======== EXTRACTED ENTRIES

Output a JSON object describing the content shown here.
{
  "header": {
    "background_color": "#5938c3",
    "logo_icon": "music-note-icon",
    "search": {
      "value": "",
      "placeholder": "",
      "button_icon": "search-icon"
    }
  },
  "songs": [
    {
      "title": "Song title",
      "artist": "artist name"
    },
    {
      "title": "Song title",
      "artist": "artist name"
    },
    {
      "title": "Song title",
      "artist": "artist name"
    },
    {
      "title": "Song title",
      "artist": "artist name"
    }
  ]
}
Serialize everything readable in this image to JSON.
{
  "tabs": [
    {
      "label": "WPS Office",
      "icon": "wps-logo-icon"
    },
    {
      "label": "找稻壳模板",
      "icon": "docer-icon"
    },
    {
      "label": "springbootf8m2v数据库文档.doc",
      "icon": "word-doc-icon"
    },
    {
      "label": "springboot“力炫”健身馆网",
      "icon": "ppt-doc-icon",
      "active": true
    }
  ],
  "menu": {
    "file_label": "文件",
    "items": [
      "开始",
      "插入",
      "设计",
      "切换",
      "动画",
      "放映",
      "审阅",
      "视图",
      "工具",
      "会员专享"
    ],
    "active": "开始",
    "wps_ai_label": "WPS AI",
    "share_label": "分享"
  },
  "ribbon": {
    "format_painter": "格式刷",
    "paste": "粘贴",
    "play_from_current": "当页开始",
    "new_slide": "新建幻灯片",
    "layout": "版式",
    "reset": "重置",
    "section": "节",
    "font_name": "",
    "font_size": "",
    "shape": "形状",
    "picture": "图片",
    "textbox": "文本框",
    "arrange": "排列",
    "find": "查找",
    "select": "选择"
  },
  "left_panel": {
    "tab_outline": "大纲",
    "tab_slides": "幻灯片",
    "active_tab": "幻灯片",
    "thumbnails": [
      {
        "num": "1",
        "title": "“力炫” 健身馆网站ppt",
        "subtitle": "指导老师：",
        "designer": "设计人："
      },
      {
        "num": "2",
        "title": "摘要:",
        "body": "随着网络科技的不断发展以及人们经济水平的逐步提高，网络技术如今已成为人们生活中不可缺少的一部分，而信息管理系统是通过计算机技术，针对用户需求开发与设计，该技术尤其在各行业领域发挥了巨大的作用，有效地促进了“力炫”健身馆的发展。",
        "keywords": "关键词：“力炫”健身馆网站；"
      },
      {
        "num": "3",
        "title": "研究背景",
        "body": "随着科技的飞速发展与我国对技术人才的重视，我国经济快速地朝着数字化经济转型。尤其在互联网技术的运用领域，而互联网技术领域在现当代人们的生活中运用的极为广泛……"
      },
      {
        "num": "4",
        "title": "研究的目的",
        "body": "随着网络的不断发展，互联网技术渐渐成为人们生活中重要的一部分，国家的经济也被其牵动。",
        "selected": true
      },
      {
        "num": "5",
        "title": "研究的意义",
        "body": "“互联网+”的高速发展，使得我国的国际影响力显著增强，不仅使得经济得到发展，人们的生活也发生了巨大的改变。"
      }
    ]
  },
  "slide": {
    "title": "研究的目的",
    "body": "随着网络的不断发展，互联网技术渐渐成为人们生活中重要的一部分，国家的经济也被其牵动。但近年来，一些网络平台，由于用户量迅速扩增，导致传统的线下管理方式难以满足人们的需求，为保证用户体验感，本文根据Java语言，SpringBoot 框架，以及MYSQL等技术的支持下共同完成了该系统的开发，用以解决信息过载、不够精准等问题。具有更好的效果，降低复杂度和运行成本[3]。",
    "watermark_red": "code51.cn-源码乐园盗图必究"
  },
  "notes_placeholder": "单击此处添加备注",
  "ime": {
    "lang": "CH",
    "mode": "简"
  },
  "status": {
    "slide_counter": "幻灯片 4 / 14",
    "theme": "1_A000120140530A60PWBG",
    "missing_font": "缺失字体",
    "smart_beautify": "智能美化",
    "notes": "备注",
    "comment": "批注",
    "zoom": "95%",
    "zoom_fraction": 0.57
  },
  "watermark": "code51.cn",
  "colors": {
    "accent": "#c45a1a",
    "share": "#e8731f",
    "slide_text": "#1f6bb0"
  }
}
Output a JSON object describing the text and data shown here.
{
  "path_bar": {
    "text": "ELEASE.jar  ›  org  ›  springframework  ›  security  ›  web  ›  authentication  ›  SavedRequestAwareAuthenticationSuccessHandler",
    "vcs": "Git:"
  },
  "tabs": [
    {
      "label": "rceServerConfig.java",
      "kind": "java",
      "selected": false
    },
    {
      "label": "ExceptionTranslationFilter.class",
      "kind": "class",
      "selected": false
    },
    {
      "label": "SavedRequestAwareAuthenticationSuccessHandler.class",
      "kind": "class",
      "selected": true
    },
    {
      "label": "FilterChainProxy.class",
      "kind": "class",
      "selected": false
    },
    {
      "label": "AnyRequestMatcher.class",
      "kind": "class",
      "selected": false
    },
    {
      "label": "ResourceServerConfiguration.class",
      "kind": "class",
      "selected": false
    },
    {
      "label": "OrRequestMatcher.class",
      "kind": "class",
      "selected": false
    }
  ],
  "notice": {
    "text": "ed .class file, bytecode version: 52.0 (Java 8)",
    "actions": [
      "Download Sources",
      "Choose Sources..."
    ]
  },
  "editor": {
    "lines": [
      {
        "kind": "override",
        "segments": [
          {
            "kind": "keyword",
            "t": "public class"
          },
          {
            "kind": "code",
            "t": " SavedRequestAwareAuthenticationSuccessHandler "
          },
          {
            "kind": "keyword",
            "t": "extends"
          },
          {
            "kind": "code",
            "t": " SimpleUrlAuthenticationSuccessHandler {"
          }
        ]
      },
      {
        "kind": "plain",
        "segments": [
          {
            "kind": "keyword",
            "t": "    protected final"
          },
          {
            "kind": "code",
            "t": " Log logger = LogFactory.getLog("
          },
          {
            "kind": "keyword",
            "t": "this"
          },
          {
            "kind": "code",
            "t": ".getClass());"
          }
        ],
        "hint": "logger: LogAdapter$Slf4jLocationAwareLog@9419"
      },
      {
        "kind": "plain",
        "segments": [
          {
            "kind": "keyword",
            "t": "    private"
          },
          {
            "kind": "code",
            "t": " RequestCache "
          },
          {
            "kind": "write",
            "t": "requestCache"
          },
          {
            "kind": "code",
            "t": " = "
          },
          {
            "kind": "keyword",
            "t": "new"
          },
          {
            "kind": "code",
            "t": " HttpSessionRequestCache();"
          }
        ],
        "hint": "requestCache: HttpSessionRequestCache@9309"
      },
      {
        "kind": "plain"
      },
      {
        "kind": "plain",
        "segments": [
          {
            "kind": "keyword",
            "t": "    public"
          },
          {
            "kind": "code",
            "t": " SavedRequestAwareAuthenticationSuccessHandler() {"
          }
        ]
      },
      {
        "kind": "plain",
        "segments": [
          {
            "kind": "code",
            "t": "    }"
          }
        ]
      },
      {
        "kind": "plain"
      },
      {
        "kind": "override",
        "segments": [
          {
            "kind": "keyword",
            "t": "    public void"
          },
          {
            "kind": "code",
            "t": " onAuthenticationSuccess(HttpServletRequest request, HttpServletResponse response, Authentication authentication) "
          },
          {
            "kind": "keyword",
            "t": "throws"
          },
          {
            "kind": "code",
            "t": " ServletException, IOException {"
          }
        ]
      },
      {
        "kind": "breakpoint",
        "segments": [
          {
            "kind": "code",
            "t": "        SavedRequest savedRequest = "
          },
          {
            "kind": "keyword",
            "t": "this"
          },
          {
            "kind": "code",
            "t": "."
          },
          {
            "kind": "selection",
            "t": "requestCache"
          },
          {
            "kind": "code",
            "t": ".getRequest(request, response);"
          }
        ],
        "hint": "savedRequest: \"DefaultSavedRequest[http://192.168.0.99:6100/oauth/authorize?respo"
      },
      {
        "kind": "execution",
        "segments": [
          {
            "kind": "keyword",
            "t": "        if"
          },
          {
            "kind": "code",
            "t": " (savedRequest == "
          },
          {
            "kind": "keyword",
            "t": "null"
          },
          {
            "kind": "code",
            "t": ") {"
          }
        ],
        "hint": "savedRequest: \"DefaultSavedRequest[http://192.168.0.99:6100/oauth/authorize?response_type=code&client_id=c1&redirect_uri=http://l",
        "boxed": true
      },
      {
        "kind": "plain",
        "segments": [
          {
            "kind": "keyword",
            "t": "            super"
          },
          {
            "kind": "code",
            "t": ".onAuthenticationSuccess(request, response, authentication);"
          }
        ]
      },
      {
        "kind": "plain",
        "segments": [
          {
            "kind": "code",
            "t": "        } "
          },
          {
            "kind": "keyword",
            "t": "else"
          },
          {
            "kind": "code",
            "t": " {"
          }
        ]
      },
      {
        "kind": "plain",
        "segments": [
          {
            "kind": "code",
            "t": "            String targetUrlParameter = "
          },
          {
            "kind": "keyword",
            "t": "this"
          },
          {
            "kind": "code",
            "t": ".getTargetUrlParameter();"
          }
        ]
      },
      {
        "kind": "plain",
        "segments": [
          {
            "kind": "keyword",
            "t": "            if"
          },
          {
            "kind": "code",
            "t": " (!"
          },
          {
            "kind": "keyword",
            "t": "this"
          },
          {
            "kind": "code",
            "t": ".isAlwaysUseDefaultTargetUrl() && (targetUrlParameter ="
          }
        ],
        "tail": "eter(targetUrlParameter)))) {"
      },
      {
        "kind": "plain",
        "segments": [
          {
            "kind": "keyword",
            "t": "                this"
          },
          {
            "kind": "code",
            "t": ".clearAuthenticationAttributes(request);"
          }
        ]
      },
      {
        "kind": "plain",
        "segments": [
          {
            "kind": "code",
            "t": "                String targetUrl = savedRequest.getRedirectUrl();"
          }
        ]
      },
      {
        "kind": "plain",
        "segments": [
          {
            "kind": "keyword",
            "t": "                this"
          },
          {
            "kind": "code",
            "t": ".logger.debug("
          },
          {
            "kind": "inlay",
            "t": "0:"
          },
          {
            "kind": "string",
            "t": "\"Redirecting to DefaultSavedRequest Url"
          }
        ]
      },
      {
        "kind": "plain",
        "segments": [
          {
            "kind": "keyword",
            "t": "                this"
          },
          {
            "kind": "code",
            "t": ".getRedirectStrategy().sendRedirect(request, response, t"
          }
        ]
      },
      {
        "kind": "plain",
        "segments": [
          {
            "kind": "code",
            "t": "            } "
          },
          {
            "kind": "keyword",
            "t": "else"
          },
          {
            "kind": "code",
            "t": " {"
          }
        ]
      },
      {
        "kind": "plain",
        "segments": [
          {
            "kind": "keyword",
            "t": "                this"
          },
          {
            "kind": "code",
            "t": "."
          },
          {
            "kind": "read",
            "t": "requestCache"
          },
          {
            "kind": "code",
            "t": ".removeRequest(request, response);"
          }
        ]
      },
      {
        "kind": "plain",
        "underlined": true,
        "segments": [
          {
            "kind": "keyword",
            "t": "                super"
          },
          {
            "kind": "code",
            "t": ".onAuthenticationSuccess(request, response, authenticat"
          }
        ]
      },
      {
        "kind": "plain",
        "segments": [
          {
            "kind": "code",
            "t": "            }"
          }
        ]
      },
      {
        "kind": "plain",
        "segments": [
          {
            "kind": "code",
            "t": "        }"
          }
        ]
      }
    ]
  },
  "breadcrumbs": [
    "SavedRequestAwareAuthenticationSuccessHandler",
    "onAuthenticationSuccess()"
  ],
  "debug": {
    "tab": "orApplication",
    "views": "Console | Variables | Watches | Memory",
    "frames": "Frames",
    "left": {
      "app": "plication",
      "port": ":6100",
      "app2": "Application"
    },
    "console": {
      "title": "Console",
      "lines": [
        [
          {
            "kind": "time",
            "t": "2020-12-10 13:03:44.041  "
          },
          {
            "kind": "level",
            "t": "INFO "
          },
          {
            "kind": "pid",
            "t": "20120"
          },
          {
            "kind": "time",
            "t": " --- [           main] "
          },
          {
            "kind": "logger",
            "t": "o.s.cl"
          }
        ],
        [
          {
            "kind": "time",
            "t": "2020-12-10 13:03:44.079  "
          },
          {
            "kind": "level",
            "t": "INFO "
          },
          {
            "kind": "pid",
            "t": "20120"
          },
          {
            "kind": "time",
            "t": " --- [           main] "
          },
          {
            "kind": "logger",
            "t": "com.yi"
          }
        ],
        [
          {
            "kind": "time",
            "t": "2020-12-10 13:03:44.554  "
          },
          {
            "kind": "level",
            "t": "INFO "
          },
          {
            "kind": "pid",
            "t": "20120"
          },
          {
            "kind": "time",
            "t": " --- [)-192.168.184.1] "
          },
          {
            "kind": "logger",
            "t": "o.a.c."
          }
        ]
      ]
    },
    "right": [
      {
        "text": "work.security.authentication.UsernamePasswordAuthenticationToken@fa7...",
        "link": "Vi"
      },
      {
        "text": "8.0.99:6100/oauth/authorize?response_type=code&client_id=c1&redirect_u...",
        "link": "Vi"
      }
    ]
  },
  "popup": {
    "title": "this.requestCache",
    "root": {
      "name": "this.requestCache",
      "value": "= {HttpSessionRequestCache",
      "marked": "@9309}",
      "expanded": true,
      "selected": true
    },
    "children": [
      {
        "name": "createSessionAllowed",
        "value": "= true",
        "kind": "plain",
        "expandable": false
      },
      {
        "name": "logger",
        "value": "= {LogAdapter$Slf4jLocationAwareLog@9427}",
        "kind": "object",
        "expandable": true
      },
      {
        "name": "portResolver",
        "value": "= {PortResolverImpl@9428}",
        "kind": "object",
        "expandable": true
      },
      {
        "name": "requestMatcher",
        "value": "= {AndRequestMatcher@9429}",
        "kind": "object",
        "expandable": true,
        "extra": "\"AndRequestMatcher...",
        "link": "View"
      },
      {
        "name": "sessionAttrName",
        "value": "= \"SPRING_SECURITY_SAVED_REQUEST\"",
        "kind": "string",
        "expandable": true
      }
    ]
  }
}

================

■ GIVEN INSTRUCTION
Select every line of the material above holding the word "Output" and copy it.

■ ANSWER TO THE TASK
Output a JSON object describing the content shown here.
Output a JSON object describing the text and data shown here.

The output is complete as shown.